__Task goal__
Give back the data in full, with every line exact.

__Given data__
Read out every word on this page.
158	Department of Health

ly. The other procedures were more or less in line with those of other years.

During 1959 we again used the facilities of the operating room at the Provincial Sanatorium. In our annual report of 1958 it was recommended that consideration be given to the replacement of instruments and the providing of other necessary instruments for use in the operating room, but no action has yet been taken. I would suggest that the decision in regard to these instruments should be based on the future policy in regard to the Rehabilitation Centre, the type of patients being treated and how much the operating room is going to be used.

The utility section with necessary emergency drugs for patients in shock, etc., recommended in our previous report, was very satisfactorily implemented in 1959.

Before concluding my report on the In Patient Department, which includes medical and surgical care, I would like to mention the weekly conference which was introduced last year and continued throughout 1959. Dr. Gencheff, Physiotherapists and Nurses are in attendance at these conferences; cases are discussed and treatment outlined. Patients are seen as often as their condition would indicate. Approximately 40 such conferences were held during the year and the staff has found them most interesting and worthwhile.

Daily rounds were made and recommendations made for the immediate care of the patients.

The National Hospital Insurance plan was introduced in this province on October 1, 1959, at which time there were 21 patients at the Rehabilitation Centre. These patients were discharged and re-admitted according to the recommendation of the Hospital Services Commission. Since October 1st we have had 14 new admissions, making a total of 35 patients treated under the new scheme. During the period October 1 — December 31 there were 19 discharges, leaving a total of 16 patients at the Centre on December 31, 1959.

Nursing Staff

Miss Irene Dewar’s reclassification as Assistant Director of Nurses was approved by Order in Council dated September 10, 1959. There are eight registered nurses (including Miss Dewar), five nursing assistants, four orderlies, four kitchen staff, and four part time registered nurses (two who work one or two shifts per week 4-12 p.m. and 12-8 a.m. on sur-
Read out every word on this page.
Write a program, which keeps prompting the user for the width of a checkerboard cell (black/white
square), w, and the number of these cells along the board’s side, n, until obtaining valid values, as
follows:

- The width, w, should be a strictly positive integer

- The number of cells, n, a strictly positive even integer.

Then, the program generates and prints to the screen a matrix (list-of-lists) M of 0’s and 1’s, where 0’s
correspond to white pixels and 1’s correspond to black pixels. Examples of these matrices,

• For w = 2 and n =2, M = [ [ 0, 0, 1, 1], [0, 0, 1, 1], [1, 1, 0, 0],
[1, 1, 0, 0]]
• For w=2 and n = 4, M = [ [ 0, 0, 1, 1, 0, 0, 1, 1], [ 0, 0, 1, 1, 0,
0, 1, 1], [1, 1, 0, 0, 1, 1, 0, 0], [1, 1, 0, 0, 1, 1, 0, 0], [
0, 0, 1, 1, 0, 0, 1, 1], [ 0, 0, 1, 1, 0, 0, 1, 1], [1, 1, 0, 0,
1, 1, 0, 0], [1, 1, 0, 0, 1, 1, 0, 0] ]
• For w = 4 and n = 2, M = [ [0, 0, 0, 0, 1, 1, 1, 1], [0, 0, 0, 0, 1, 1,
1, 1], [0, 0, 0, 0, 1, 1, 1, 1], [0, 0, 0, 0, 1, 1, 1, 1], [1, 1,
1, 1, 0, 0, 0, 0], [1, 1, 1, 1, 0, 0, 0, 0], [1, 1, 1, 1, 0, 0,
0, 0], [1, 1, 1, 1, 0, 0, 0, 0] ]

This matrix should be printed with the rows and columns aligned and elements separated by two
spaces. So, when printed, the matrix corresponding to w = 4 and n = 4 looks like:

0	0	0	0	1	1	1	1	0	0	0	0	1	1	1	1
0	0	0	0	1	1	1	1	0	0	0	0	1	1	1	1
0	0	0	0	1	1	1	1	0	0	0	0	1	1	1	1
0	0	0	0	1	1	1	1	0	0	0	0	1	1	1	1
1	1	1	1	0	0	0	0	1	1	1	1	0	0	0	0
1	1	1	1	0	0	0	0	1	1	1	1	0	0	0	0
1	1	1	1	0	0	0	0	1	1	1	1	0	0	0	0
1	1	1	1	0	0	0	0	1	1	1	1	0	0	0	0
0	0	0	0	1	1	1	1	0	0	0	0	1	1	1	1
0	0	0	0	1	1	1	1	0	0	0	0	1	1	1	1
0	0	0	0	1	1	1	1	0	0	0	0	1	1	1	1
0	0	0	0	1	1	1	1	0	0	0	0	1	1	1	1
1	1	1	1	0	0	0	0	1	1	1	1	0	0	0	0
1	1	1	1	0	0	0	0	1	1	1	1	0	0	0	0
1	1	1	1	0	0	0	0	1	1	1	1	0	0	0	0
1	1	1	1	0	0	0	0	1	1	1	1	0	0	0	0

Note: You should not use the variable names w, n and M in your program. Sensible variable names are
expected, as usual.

__Response to the exercise__
Read out every word on this page.
158	Department of Health

ly. The other procedures were more or less in line with those of other years.

During 1959 we again used the facilities of the operating room at the Provincial Sanatorium. In our annual report of 1958 it was recommended that consideration be given to the replacement of instruments and the providing of other necessary instruments for use in the operating room, but no action has yet been taken. I would suggest that the decision in regard to these instruments should be based on the future policy in regard to the Rehabilitation Centre, the type of patients being treated and how much the operating room is going to be used.

The utility section with necessary emergency drugs for patients in shock, etc., recommended in our previous report, was very satisfactorily implemented in 1959.

Before concluding my report on the In Patient Department, which includes medical and surgical care, I would like to mention the weekly conference which was introduced last year and continued throughout 1959. Dr. Gencheff, Physiotherapists and Nurses are in attendance at these conferences; cases are discussed and treatment outlined. Patients are seen as often as their condition would indicate. Approximately 40 such conferences were held during the year and the staff has found them most interesting and worthwhile.

Daily rounds were made and recommendations made for the immediate care of the patients.

The National Hospital Insurance plan was introduced in this province on October 1, 1959, at which time there were 21 patients at the Rehabilitation Centre. These patients were discharged and re-admitted according to the recommendation of the Hospital Services Commission. Since October 1st we have had 14 new admissions, making a total of 35 patients treated under the new scheme. During the period October 1 — December 31 there were 19 discharges, leaving a total of 16 patients at the Centre on December 31, 1959.

Nursing Staff

Miss Irene Dewar’s reclassification as Assistant Director of Nurses was approved by Order in Council dated September 10, 1959. There are eight registered nurses (including Miss Dewar), five nursing assistants, four orderlies, four kitchen staff, and four part time registered nurses (two who work one or two shifts per week 4-12 p.m. and 12-8 a.m. on sur-
Read out every word on this page.
Write a program, which keeps prompting the user for the width of a checkerboard cell (black/white
square), w, and the number of these cells along the board’s side, n, until obtaining valid values, as
follows:

- The width, w, should be a strictly positive integer

- The number of cells, n, a strictly positive even integer.

Then, the program generates and prints to the screen a matrix (list-of-lists) M of 0’s and 1’s, where 0’s
correspond to white pixels and 1’s correspond to black pixels. Examples of these matrices,

• For w = 2 and n =2, M = [ [ 0, 0, 1, 1], [0, 0, 1, 1], [1, 1, 0, 0],
[1, 1, 0, 0]]
• For w=2 and n = 4, M = [ [ 0, 0, 1, 1, 0, 0, 1, 1], [ 0, 0, 1, 1, 0,
0, 1, 1], [1, 1, 0, 0, 1, 1, 0, 0], [1, 1, 0, 0, 1, 1, 0, 0], [
0, 0, 1, 1, 0, 0, 1, 1], [ 0, 0, 1, 1, 0, 0, 1, 1], [1, 1, 0, 0,
1, 1, 0, 0], [1, 1, 0, 0, 1, 1, 0, 0] ]
• For w = 4 and n = 2, M = [ [0, 0, 0, 0, 1, 1, 1, 1], [0, 0, 0, 0, 1, 1,
1, 1], [0, 0, 0, 0, 1, 1, 1, 1], [0, 0, 0, 0, 1, 1, 1, 1], [1, 1,
1, 1, 0, 0, 0, 0], [1, 1, 1, 1, 0, 0, 0, 0], [1, 1, 1, 1, 0, 0,
0, 0], [1, 1, 1, 1, 0, 0, 0, 0] ]

This matrix should be printed with the rows and columns aligned and elements separated by two
spaces. So, when printed, the matrix corresponding to w = 4 and n = 4 looks like:

0	0	0	0	1	1	1	1	0	0	0	0	1	1	1	1
0	0	0	0	1	1	1	1	0	0	0	0	1	1	1	1
0	0	0	0	1	1	1	1	0	0	0	0	1	1	1	1
0	0	0	0	1	1	1	1	0	0	0	0	1	1	1	1
1	1	1	1	0	0	0	0	1	1	1	1	0	0	0	0
1	1	1	1	0	0	0	0	1	1	1	1	0	0	0	0
1	1	1	1	0	0	0	0	1	1	1	1	0	0	0	0
1	1	1	1	0	0	0	0	1	1	1	1	0	0	0	0
0	0	0	0	1	1	1	1	0	0	0	0	1	1	1	1
0	0	0	0	1	1	1	1	0	0	0	0	1	1	1	1
0	0	0	0	1	1	1	1	0	0	0	0	1	1	1	1
0	0	0	0	1	1	1	1	0	0	0	0	1	1	1	1
1	1	1	1	0	0	0	0	1	1	1	1	0	0	0	0
1	1	1	1	0	0	0	0	1	1	1	1	0	0	0	0
1	1	1	1	0	0	0	0	1	1	1	1	0	0	0	0
1	1	1	1	0	0	0	0	1	1	1	1	0	0	0	0

Note: You should not use the variable names w, n and M in your program. Sensible variable names are
expected, as usual.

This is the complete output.